OBJECTIVE. Reproduce each line of the material precisely.

═════ PROVIDED DATA

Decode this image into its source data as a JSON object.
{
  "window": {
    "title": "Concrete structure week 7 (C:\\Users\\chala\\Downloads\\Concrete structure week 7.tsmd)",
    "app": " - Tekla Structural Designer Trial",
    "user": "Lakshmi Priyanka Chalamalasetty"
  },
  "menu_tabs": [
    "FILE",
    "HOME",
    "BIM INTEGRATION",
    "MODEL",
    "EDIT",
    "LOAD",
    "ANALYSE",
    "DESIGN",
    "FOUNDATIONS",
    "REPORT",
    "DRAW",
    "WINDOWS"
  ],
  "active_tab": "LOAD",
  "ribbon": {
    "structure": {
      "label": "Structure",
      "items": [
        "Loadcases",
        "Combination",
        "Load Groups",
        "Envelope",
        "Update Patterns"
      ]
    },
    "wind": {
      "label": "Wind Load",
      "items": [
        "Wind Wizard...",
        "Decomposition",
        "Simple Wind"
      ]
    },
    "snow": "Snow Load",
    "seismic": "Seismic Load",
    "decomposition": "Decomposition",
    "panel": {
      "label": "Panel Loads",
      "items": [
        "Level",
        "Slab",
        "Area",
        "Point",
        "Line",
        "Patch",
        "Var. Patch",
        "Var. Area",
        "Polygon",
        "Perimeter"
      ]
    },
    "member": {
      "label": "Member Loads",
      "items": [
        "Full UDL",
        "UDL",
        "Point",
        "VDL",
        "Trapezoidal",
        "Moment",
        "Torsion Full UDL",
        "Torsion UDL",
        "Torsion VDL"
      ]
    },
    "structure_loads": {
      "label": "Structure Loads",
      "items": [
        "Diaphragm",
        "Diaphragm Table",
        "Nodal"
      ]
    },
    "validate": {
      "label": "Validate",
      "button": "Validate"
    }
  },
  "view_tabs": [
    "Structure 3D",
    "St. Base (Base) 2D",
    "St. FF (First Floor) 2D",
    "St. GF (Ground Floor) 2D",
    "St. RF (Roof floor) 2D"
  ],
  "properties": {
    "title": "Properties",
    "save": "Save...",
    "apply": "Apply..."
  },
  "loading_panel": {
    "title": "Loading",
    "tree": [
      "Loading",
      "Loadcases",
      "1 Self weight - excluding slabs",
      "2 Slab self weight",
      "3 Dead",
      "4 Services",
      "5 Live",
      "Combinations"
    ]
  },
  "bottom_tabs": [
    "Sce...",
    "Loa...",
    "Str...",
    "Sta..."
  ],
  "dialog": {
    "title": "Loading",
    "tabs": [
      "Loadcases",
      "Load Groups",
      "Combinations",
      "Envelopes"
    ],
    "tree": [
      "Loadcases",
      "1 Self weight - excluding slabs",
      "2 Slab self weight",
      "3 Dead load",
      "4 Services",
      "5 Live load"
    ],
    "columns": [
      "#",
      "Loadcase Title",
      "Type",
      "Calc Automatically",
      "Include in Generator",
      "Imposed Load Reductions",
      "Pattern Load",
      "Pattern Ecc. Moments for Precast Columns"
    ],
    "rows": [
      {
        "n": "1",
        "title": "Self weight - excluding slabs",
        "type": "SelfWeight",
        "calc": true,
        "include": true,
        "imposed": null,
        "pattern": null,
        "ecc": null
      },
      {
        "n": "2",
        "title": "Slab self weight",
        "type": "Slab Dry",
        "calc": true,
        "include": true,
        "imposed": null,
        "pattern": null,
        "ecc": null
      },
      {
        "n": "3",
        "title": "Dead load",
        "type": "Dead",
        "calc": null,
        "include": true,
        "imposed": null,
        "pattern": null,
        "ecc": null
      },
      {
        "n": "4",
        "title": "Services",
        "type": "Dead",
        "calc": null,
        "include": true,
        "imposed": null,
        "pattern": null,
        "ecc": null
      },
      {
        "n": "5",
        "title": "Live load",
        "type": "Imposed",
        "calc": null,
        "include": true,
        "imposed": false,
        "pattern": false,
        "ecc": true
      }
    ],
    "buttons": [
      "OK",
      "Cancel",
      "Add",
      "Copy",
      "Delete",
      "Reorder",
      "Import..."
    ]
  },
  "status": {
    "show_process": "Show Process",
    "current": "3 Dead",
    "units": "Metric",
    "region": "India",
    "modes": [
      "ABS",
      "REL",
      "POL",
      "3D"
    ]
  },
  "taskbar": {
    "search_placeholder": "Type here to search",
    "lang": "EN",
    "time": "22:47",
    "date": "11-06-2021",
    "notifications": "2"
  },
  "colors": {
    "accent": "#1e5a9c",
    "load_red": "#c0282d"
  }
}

══════════

SOLVED EXERCISE.
Decode this image into its source data as a JSON object.
{
  "window": {
    "title": "Concrete structure week 7 (C:\\Users\\chala\\Downloads\\Concrete structure week 7.tsmd)",
    "app": " - Tekla Structural Designer Trial",
    "user": "Lakshmi Priyanka Chalamalasetty"
  },
  "menu_tabs": [
    "FILE",
    "HOME",
    "BIM INTEGRATION",
    "MODEL",
    "EDIT",
    "LOAD",
    "ANALYSE",
    "DESIGN",
    "FOUNDATIONS",
    "REPORT",
    "DRAW",
    "WINDOWS"
  ],
  "active_tab": "LOAD",
  "ribbon": {
    "structure": {
      "label": "Structure",
      "items": [
        "Loadcases",
        "Combination",
        "Load Groups",
        "Envelope",
        "Update Patterns"
      ]
    },
    "wind": {
      "label": "Wind Load",
      "items": [
        "Wind Wizard...",
        "Decomposition",
        "Simple Wind"
      ]
    },
    "snow": "Snow Load",
    "seismic": "Seismic Load",
    "decomposition": "Decomposition",
    "panel": {
      "label": "Panel Loads",
      "items": [
        "Level",
        "Slab",
        "Area",
        "Point",
        "Line",
        "Patch",
        "Var. Patch",
        "Var. Area",
        "Polygon",
        "Perimeter"
      ]
    },
    "member": {
      "label": "Member Loads",
      "items": [
        "Full UDL",
        "UDL",
        "Point",
        "VDL",
        "Trapezoidal",
        "Moment",
        "Torsion Full UDL",
        "Torsion UDL",
        "Torsion VDL"
      ]
    },
    "structure_loads": {
      "label": "Structure Loads",
      "items": [
        "Diaphragm",
        "Diaphragm Table",
        "Nodal"
      ]
    },
    "validate": {
      "label": "Validate",
      "button": "Validate"
    }
  },
  "view_tabs": [
    "Structure 3D",
    "St. Base (Base) 2D",
    "St. FF (First Floor) 2D",
    "St. GF (Ground Floor) 2D",
    "St. RF (Roof floor) 2D"
  ],
  "properties": {
    "title": "Properties",
    "save": "Save...",
    "apply": "Apply..."
  },
  "loading_panel": {
    "title": "Loading",
    "tree": [
      "Loading",
      "Loadcases",
      "1 Self weight - excluding slabs",
      "2 Slab self weight",
      "3 Dead",
      "4 Services",
      "5 Live",
      "Combinations"
    ]
  },
  "bottom_tabs": [
    "Sce...",
    "Loa...",
    "Str...",
    "Sta..."
  ],
  "dialog": {
    "title": "Loading",
    "tabs": [
      "Loadcases",
      "Load Groups",
      "Combinations",
      "Envelopes"
    ],
    "tree": [
      "Loadcases",
      "1 Self weight - excluding slabs",
      "2 Slab self weight",
      "3 Dead load",
      "4 Services",
      "5 Live load"
    ],
    "columns": [
      "#",
      "Loadcase Title",
      "Type",
      "Calc Automatically",
      "Include in Generator",
      "Imposed Load Reductions",
      "Pattern Load",
      "Pattern Ecc. Moments for Precast Columns"
    ],
    "rows": [
      {
        "n": "1",
        "title": "Self weight - excluding slabs",
        "type": "SelfWeight",
        "calc": true,
        "include": true,
        "imposed": null,
        "pattern": null,
        "ecc": null
      },
      {
        "n": "2",
        "title": "Slab self weight",
        "type": "Slab Dry",
        "calc": true,
        "include": true,
        "imposed": null,
        "pattern": null,
        "ecc": null
      },
      {
        "n": "3",
        "title": "Dead load",
        "type": "Dead",
        "calc": null,
        "include": true,
        "imposed": null,
        "pattern": null,
        "ecc": null
      },
      {
        "n": "4",
        "title": "Services",
        "type": "Dead",
        "calc": null,
        "include": true,
        "imposed": null,
        "pattern": null,
        "ecc": null
      },
      {
        "n": "5",
        "title": "Live load",
        "type": "Imposed",
        "calc": null,
        "include": true,
        "imposed": false,
        "pattern": false,
        "ecc": true
      }
    ],
    "buttons": [
      "OK",
      "Cancel",
      "Add",
      "Copy",
      "Delete",
      "Reorder",
      "Import..."
    ]
  },
  "status": {
    "show_process": "Show Process",
    "current": "3 Dead",
    "units": "Metric",
    "region": "India",
    "modes": [
      "ABS",
      "REL",
      "POL",
      "3D"
    ]
  },
  "taskbar": {
    "search_placeholder": "Type here to search",
    "lang": "EN",
    "time": "22:47",
    "date": "11-06-2021",
    "notifications": "2"
  },
  "colors": {
    "accent": "#1e5a9c",
    "load_red": "#c0282d"
  }
}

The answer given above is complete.